>> Start
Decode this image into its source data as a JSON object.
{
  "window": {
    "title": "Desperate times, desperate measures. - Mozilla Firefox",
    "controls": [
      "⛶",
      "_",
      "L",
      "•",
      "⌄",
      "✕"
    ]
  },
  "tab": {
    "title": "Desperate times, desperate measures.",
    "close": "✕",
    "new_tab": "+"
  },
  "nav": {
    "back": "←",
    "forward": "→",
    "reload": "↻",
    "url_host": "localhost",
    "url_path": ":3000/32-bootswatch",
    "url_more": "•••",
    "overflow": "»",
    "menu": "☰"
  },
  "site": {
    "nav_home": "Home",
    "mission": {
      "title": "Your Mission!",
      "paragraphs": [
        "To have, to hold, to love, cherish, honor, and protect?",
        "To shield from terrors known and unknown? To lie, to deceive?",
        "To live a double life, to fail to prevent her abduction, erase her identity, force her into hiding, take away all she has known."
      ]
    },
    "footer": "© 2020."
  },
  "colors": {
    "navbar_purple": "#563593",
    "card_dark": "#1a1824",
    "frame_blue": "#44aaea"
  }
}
>> End
Set problem — Print out every record again, exactly and in full.

Correct output —
Decode this image into its source data as a JSON object.
{
  "window": {
    "title": "Desperate times, desperate measures. - Mozilla Firefox",
    "controls": [
      "⛶",
      "_",
      "L",
      "•",
      "⌄",
      "✕"
    ]
  },
  "tab": {
    "title": "Desperate times, desperate measures.",
    "close": "✕",
    "new_tab": "+"
  },
  "nav": {
    "back": "←",
    "forward": "→",
    "reload": "↻",
    "url_host": "localhost",
    "url_path": ":3000/32-bootswatch",
    "url_more": "•••",
    "overflow": "»",
    "menu": "☰"
  },
  "site": {
    "nav_home": "Home",
    "mission": {
      "title": "Your Mission!",
      "paragraphs": [
        "To have, to hold, to love, cherish, honor, and protect?",
        "To shield from terrors known and unknown? To lie, to deceive?",
        "To live a double life, to fail to prevent her abduction, erase her identity, force her into hiding, take away all she has known."
      ]
    },
    "footer": "© 2020."
  },
  "colors": {
    "navbar_purple": "#563593",
    "card_dark": "#1a1824",
    "frame_blue": "#44aaea"
  }
}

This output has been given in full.